-- begin WORKING DATA --

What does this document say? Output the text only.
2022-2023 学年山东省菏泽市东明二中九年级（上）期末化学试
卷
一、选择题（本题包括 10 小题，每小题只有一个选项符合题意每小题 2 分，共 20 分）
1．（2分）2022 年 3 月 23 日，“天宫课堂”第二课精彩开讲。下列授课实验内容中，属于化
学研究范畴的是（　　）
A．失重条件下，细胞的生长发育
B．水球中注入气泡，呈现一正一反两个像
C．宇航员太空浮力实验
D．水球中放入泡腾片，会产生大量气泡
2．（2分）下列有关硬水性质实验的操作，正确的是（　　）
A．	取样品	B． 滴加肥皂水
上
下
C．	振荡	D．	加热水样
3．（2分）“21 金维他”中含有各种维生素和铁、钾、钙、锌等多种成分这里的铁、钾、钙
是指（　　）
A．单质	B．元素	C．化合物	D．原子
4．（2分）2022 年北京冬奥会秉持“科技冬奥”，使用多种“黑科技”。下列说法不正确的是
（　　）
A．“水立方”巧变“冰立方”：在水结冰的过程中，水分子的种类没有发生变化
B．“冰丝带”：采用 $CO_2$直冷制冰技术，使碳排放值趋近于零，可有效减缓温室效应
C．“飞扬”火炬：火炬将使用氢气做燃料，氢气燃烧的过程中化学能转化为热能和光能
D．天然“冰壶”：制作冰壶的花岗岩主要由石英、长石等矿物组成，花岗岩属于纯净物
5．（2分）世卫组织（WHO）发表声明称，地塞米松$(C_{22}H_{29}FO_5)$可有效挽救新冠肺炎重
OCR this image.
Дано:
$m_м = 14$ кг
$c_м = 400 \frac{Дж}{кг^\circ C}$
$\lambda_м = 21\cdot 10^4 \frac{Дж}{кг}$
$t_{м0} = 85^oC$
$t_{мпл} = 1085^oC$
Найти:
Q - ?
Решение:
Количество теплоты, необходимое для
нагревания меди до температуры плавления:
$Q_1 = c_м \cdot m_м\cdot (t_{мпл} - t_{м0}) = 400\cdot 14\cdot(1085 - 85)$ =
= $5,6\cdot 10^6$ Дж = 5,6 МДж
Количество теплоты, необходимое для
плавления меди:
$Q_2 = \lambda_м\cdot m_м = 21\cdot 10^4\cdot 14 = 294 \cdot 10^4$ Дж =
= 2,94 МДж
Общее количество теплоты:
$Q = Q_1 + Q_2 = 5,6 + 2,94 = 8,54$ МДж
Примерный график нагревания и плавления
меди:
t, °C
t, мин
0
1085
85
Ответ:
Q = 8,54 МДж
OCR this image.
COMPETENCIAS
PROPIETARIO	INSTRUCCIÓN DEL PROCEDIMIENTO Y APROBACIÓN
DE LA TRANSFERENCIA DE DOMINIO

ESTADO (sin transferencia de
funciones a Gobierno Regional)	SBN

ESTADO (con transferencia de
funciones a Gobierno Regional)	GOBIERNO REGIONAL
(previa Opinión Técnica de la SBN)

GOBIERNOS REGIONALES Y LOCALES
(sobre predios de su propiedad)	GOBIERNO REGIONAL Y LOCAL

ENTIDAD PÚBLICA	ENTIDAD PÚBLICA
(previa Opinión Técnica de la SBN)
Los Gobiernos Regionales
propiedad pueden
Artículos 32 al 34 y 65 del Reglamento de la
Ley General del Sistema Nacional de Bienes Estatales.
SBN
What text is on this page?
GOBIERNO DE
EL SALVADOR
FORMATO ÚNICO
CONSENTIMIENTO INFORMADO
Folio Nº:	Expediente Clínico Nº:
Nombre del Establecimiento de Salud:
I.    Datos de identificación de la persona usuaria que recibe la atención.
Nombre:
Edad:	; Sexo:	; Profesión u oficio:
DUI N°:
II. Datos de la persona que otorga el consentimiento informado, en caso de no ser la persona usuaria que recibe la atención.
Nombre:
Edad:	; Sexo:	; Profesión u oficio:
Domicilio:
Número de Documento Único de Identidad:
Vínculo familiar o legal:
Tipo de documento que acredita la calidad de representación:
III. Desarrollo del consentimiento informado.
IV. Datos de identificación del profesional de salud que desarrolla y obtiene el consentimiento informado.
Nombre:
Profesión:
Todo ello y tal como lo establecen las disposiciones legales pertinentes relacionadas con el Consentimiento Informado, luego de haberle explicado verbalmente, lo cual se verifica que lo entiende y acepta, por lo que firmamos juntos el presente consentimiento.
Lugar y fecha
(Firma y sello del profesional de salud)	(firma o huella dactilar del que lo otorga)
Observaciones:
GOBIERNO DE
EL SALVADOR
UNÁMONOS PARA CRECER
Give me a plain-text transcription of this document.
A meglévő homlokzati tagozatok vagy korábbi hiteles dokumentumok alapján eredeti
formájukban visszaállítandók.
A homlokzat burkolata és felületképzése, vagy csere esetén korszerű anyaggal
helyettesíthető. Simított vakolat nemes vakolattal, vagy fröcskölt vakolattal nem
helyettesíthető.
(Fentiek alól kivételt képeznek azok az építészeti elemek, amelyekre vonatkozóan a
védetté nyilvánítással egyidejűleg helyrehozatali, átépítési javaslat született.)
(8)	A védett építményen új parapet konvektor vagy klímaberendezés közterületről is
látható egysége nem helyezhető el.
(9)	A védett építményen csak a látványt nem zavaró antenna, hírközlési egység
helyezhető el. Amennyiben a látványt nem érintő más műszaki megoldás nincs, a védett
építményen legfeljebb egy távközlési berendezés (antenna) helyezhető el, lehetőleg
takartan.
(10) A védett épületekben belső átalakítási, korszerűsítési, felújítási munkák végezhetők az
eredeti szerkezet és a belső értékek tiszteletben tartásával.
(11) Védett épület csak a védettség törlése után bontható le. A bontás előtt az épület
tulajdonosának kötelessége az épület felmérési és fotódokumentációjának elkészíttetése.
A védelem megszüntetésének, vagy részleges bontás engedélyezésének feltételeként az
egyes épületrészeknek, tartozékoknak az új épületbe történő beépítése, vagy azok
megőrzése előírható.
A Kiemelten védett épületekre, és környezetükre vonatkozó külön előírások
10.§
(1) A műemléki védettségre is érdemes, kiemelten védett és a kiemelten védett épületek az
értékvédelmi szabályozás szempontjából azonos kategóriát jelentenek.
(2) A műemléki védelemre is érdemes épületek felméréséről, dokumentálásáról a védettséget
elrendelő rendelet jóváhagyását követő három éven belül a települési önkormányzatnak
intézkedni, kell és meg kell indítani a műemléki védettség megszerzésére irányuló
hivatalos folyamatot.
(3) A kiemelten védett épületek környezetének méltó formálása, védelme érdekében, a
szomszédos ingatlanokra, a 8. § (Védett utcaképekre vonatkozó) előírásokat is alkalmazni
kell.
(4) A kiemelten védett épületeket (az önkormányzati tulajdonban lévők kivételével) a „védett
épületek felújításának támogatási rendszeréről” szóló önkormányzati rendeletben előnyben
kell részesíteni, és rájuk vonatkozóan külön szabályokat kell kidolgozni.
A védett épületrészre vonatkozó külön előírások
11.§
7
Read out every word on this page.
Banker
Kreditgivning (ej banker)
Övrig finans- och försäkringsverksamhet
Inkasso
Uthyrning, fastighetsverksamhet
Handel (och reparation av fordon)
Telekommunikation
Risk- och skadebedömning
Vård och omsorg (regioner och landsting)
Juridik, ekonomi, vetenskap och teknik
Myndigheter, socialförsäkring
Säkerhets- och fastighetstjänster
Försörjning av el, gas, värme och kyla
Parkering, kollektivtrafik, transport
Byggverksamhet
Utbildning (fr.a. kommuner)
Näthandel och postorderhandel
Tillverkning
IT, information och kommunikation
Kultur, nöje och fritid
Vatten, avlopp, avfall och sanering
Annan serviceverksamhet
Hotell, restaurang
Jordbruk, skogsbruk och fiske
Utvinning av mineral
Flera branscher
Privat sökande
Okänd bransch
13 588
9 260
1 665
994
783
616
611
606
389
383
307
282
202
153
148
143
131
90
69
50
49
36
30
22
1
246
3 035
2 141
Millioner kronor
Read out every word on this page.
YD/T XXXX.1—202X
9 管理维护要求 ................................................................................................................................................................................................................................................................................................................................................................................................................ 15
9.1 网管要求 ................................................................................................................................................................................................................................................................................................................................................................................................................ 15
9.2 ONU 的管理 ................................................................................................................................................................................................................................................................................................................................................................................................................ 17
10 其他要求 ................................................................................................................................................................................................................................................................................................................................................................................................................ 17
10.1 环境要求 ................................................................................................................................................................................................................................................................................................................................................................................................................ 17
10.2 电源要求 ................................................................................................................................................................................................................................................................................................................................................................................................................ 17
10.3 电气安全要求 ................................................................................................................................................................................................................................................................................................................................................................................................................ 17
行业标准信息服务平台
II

-- end WORKING DATA --

Count up the lines in the listing that hold the word "плавления", and give that number only.

**RESULT**. 3